### EXERCISE BRIEF:
Set each entry down verbatim, omitting images.

### DATASET CONTENT:
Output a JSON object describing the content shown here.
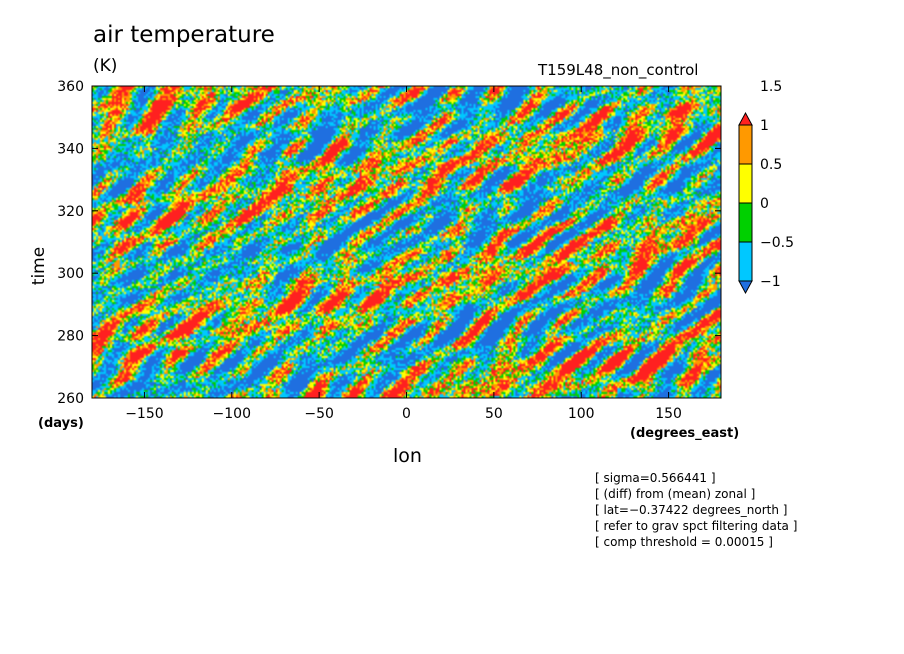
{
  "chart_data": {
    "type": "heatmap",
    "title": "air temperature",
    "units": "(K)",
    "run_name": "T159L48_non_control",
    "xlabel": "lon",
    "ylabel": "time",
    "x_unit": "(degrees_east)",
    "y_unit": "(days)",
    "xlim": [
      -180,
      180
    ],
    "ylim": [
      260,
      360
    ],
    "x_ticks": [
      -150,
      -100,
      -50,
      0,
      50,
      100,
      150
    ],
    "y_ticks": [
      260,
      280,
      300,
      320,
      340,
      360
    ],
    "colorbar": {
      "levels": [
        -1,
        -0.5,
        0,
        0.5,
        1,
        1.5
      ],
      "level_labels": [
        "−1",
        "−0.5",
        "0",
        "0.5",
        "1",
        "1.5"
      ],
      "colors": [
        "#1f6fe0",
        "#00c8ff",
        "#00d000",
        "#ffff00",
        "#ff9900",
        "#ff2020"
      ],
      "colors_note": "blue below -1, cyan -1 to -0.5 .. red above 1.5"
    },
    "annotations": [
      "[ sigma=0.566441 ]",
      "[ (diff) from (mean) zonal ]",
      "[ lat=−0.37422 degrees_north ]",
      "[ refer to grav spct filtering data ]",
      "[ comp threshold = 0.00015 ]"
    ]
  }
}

### RESULT OF THIS TASK:
Output a JSON object describing the content shown here.
{
  "chart_data": {
    "type": "heatmap",
    "title": "air temperature",
    "units": "(K)",
    "run_name": "T159L48_non_control",
    "xlabel": "lon",
    "ylabel": "time",
    "x_unit": "(degrees_east)",
    "y_unit": "(days)",
    "xlim": [
      -180,
      180
    ],
    "ylim": [
      260,
      360
    ],
    "x_ticks": [
      -150,
      -100,
      -50,
      0,
      50,
      100,
      150
    ],
    "y_ticks": [
      260,
      280,
      300,
      320,
      340,
      360
    ],
    "colorbar": {
      "levels": [
        -1,
        -0.5,
        0,
        0.5,
        1,
        1.5
      ],
      "level_labels": [
        "−1",
        "−0.5",
        "0",
        "0.5",
        "1",
        "1.5"
      ],
      "colors": [
        "#1f6fe0",
        "#00c8ff",
        "#00d000",
        "#ffff00",
        "#ff9900",
        "#ff2020"
      ],
      "colors_note": "blue below -1, cyan -1 to -0.5 .. red above 1.5"
    },
    "annotations": [
      "[ sigma=0.566441 ]",
      "[ (diff) from (mean) zonal ]",
      "[ lat=−0.37422 degrees_north ]",
      "[ refer to grav spct filtering data ]",
      "[ comp threshold = 0.00015 ]"
    ]
  }
}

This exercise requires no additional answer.